■ Work to do ■
What number of lines in the material contain the word "content"? Give that number alone.

■ Data shown ■
■ ■ ■ ■ ■
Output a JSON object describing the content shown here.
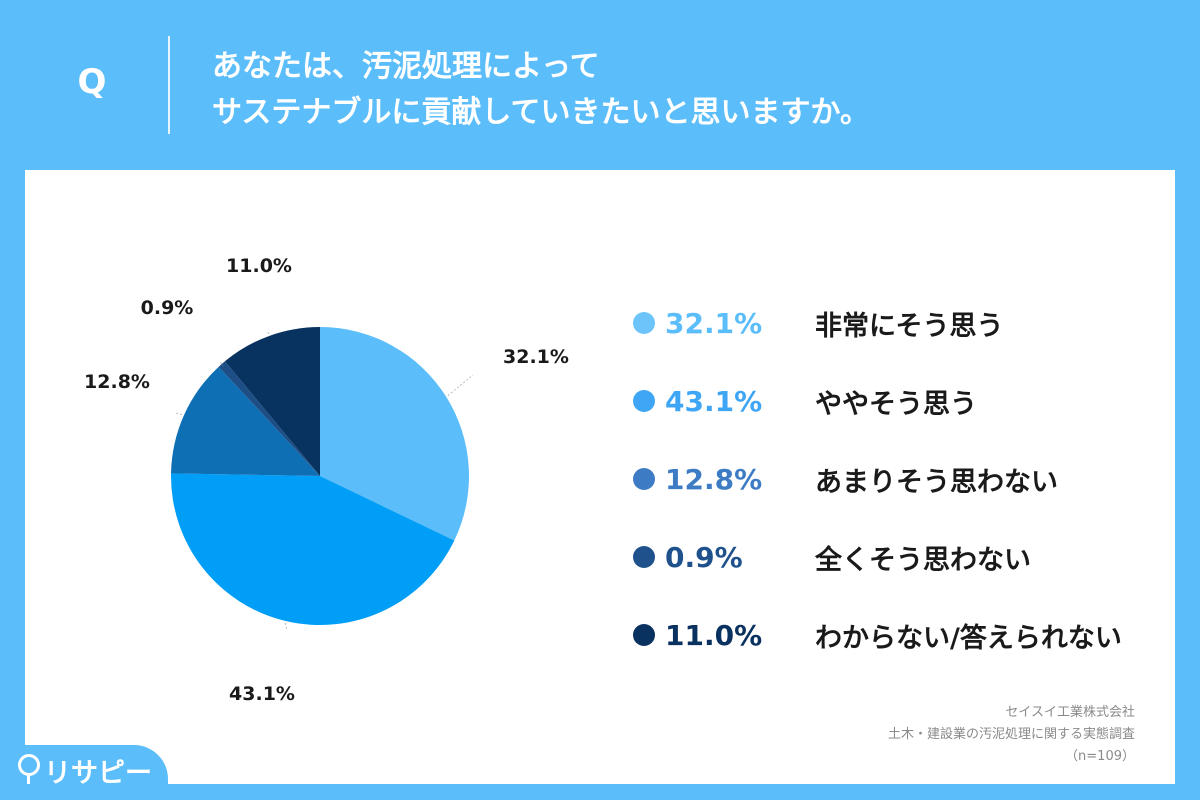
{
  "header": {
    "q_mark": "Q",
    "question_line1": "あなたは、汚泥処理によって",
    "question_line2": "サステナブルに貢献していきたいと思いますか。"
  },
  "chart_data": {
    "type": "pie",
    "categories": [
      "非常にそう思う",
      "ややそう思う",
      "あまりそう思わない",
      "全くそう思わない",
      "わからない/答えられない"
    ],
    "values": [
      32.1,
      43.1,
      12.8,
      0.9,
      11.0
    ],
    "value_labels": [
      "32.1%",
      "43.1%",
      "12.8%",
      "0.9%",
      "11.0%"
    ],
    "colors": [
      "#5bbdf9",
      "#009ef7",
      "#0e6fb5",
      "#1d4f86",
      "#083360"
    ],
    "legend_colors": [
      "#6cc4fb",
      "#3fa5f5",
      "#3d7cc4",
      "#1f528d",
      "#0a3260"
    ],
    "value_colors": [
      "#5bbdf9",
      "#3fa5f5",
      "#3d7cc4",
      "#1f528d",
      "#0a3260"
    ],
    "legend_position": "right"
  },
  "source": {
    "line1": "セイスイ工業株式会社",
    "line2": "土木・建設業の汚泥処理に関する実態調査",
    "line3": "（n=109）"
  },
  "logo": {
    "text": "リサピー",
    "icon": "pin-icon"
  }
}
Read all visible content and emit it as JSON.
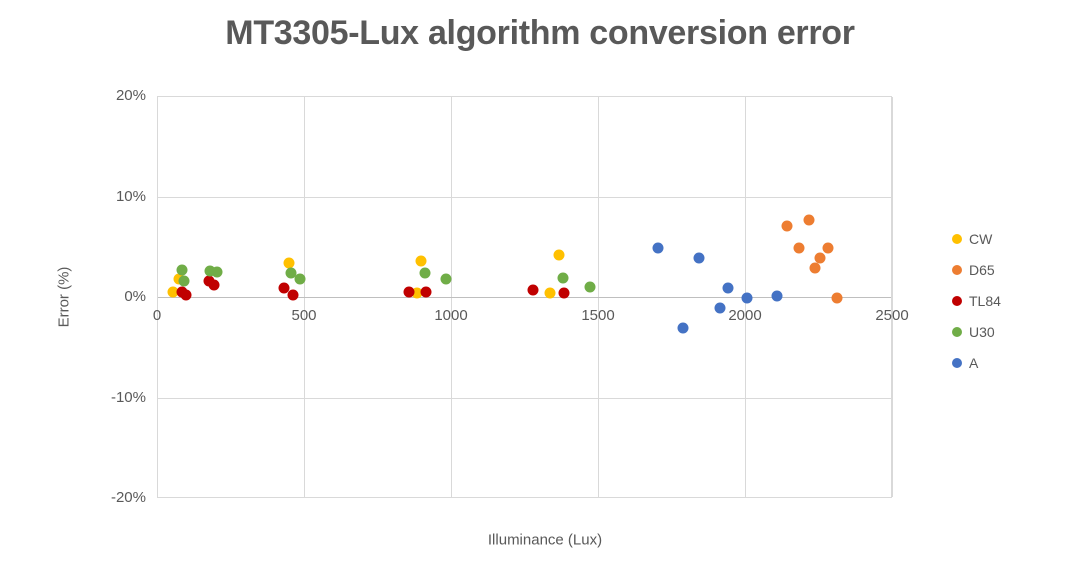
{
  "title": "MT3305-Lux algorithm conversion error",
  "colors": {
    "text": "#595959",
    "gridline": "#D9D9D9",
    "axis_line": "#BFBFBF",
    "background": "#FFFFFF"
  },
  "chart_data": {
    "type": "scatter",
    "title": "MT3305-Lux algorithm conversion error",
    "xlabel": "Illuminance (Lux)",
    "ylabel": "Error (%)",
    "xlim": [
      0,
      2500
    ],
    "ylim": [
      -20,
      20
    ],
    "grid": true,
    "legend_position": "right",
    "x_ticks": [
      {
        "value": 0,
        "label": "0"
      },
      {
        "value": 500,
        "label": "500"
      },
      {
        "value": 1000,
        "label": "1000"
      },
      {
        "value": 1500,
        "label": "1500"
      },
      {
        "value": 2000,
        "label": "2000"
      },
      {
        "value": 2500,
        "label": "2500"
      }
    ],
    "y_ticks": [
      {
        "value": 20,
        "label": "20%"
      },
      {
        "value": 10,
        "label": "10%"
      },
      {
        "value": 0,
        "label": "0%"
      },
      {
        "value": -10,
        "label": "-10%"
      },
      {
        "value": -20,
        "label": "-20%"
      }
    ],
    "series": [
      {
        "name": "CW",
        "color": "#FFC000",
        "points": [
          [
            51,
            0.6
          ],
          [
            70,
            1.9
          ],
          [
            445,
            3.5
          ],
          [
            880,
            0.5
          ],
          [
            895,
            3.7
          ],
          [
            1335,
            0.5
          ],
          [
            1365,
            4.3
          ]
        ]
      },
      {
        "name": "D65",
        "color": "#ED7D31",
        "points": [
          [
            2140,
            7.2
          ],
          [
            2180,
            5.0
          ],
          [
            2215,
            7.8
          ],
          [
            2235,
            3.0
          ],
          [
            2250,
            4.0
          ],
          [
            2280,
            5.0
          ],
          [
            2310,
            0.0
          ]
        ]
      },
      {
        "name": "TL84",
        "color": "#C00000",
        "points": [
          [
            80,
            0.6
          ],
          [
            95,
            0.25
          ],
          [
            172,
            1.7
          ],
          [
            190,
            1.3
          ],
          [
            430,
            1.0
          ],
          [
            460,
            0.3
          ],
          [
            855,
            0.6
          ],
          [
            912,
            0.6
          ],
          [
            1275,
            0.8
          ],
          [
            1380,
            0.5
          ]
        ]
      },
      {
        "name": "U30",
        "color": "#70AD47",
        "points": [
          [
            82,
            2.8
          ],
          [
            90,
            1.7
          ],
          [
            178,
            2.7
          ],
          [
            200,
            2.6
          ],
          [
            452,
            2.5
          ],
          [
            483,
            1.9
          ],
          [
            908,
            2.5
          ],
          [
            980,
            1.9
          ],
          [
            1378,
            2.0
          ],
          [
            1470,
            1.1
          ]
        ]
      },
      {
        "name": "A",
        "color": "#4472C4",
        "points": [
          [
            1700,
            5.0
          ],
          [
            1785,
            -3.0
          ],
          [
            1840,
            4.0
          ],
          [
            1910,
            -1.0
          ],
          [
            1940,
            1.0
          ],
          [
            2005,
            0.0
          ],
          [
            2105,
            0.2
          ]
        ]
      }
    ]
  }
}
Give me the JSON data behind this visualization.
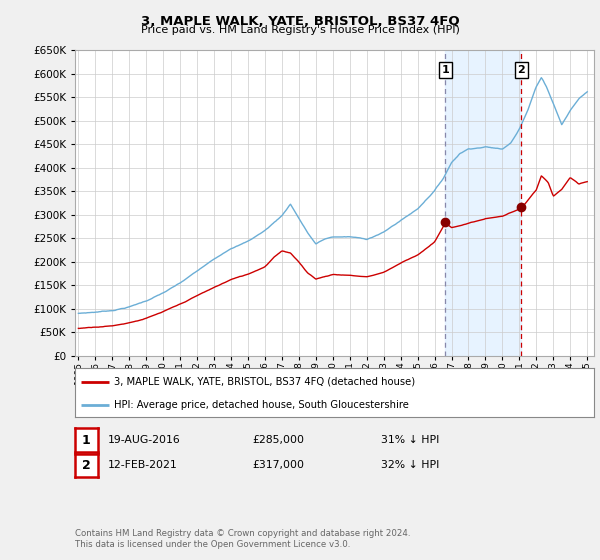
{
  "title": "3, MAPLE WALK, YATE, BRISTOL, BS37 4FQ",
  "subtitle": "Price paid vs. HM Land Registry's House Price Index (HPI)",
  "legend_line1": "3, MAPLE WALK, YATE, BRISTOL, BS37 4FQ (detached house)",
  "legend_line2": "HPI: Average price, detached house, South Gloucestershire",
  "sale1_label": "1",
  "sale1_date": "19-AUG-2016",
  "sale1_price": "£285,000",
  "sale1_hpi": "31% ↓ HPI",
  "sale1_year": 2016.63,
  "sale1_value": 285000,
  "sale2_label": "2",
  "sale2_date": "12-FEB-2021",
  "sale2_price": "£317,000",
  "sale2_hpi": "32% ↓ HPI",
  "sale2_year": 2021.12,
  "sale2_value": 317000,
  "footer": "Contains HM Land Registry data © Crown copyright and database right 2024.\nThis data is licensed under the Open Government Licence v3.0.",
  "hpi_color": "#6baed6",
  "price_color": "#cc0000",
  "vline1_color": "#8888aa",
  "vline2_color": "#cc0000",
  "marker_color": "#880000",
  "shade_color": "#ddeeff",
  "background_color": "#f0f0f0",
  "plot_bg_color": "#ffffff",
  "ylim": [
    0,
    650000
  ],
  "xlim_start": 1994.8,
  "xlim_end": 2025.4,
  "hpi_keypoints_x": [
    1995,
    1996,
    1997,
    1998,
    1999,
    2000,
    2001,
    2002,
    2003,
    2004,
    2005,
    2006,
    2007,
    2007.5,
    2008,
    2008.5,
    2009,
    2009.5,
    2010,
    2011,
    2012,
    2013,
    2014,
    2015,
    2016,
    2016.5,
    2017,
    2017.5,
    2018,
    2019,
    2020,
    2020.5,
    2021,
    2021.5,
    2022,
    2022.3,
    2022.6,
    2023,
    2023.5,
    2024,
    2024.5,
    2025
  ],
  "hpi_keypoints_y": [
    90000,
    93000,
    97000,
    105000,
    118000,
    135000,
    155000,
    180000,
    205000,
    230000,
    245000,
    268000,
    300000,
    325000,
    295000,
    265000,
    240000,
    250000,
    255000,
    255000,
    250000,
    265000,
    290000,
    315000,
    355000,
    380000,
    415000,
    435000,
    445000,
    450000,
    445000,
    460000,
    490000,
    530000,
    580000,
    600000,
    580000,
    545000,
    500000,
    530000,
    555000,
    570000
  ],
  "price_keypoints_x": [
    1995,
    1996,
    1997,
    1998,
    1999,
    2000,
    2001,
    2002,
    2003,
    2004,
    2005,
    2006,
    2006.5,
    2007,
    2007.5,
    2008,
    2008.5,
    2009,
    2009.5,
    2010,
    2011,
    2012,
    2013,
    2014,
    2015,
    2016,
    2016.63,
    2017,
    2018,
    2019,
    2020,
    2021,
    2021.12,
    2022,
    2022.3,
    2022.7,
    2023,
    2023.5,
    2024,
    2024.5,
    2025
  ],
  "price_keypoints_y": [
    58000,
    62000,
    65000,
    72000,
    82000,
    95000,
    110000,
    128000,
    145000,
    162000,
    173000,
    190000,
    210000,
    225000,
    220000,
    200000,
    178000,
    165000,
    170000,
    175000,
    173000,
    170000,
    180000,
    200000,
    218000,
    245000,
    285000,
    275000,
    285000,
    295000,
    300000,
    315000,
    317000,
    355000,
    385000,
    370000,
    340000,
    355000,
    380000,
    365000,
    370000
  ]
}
■ ■ ■ ■ ■
■ Answer to the task ■
2